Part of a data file

- - - - -

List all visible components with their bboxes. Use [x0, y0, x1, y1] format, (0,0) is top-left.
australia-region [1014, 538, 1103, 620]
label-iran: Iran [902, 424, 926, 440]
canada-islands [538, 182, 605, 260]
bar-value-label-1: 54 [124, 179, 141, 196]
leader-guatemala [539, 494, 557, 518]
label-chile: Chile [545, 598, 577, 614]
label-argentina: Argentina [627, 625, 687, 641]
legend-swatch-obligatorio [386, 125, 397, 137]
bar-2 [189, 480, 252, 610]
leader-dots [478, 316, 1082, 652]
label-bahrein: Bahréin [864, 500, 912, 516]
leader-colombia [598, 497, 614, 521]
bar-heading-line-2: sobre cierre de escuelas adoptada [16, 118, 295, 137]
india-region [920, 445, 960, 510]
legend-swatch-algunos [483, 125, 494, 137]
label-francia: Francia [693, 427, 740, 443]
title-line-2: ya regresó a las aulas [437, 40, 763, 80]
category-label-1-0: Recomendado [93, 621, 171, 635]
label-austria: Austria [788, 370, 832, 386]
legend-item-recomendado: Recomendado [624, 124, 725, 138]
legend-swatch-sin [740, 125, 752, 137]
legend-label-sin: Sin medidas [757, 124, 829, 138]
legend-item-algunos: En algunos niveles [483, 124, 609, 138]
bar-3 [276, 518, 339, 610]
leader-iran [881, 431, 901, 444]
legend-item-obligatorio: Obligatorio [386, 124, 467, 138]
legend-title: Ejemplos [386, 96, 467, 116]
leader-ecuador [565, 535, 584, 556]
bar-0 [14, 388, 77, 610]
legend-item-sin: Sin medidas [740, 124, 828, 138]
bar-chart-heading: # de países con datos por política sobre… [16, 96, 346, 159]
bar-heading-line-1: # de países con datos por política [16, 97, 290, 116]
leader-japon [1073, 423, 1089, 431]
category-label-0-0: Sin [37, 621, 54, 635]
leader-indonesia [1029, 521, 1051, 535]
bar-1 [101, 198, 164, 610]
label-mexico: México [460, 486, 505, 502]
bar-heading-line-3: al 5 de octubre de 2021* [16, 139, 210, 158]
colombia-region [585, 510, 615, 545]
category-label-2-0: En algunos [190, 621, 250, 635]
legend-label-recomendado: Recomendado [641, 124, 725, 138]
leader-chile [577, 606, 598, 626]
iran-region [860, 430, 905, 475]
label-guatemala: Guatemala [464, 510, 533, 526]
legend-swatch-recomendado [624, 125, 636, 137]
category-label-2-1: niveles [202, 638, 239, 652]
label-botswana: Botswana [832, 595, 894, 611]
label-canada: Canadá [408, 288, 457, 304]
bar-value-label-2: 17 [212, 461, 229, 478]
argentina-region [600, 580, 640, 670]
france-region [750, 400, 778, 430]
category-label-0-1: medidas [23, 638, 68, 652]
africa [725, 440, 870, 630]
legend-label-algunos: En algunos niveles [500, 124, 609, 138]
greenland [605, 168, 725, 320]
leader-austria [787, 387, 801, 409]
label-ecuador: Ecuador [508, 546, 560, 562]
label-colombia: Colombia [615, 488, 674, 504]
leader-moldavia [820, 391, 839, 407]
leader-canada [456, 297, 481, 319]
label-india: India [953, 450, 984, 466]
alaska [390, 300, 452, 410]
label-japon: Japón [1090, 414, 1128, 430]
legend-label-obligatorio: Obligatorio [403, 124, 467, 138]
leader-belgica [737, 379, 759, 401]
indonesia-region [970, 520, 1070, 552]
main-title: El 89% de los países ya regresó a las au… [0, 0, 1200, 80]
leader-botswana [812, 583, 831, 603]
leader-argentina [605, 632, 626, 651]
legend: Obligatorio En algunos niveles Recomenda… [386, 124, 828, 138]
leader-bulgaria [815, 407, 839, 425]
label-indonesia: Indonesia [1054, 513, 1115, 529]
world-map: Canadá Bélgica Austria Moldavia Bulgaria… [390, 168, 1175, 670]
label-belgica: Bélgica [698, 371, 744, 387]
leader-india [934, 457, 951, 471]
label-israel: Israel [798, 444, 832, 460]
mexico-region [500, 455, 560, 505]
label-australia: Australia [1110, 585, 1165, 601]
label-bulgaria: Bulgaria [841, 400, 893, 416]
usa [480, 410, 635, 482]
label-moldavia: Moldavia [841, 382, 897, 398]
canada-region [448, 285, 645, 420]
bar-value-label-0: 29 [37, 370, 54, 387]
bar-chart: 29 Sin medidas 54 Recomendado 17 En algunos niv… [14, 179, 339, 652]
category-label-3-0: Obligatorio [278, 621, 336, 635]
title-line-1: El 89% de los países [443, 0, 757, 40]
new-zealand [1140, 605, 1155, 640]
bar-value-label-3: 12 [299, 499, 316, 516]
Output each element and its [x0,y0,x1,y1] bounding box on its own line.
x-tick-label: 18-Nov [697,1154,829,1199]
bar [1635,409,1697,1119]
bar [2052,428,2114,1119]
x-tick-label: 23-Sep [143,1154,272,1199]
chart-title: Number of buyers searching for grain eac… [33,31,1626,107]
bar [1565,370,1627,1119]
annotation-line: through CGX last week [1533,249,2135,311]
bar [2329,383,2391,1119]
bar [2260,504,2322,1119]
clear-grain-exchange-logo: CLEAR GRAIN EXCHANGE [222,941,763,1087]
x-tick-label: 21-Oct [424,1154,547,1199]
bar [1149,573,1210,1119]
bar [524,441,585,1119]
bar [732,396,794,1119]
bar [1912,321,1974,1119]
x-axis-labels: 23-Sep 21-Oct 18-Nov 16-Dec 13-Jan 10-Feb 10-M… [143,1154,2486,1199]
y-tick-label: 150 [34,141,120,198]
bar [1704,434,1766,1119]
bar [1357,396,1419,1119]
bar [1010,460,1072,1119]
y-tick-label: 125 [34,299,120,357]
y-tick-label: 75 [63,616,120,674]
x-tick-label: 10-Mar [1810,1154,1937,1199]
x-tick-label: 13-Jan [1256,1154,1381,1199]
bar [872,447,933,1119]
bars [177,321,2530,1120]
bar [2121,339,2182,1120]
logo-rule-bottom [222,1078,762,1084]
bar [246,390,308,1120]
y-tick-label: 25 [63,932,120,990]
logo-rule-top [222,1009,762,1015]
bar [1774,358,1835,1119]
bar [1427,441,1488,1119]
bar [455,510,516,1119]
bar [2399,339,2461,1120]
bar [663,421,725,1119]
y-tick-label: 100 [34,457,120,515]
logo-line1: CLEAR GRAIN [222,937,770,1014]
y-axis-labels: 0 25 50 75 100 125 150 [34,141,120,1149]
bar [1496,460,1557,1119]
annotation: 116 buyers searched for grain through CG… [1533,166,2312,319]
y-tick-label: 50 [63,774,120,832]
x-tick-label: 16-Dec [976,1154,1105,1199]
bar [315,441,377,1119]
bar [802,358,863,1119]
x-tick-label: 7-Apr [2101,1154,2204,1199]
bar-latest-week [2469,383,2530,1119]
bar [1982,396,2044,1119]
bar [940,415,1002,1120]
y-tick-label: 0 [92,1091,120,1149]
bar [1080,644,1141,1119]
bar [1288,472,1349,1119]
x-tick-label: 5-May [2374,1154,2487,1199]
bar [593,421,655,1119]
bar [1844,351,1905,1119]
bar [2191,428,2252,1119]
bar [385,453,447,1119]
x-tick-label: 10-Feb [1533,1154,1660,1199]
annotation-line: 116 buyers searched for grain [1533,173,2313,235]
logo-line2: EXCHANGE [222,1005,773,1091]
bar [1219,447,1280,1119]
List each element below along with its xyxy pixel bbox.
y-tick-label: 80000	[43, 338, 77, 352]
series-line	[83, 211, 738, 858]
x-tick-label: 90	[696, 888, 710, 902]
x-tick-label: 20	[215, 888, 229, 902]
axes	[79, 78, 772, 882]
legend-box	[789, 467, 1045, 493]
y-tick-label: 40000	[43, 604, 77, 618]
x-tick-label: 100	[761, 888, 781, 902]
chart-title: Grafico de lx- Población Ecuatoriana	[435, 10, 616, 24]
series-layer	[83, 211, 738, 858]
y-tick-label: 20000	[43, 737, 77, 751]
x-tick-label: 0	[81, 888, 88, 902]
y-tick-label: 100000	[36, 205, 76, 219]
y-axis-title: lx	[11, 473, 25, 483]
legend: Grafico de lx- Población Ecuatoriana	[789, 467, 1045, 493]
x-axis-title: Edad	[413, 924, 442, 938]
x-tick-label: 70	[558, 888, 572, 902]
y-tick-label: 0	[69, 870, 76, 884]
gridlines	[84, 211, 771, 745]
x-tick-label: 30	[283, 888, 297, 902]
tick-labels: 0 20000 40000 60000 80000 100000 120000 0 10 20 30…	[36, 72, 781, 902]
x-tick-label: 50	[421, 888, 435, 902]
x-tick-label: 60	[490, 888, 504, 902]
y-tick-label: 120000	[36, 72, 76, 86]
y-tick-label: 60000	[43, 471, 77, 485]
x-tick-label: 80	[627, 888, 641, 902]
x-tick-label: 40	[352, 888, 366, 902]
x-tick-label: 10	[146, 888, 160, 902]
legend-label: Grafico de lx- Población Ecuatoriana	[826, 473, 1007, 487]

- - - - -

**Task to carry out:** Replace "leader" with "connector" in the items from the start through the line containing "category-label-1-0: Recomendado [93, 621, 171, 635]", and leave everything else unchanged.

**Exercise output:**
List all visible components with their bboxes. Use [x0, y0, x1, y1] format, (0,0) is top-left.
australia-region [1014, 538, 1103, 620]
label-iran: Iran [902, 424, 926, 440]
canada-islands [538, 182, 605, 260]
bar-value-label-1: 54 [124, 179, 141, 196]
connector-guatemala [539, 494, 557, 518]
label-chile: Chile [545, 598, 577, 614]
label-argentina: Argentina [627, 625, 687, 641]
legend-swatch-obligatorio [386, 125, 397, 137]
bar-2 [189, 480, 252, 610]
connector-dots [478, 316, 1082, 652]
label-bahrein: Bahréin [864, 500, 912, 516]
connector-colombia [598, 497, 614, 521]
bar-heading-line-2: sobre cierre de escuelas adoptada [16, 118, 295, 137]
india-region [920, 445, 960, 510]
legend-swatch-algunos [483, 125, 494, 137]
label-francia: Francia [693, 427, 740, 443]
title-line-2: ya regresó a las aulas [437, 40, 763, 80]
category-label-1-0: Recomendado [93, 621, 171, 635]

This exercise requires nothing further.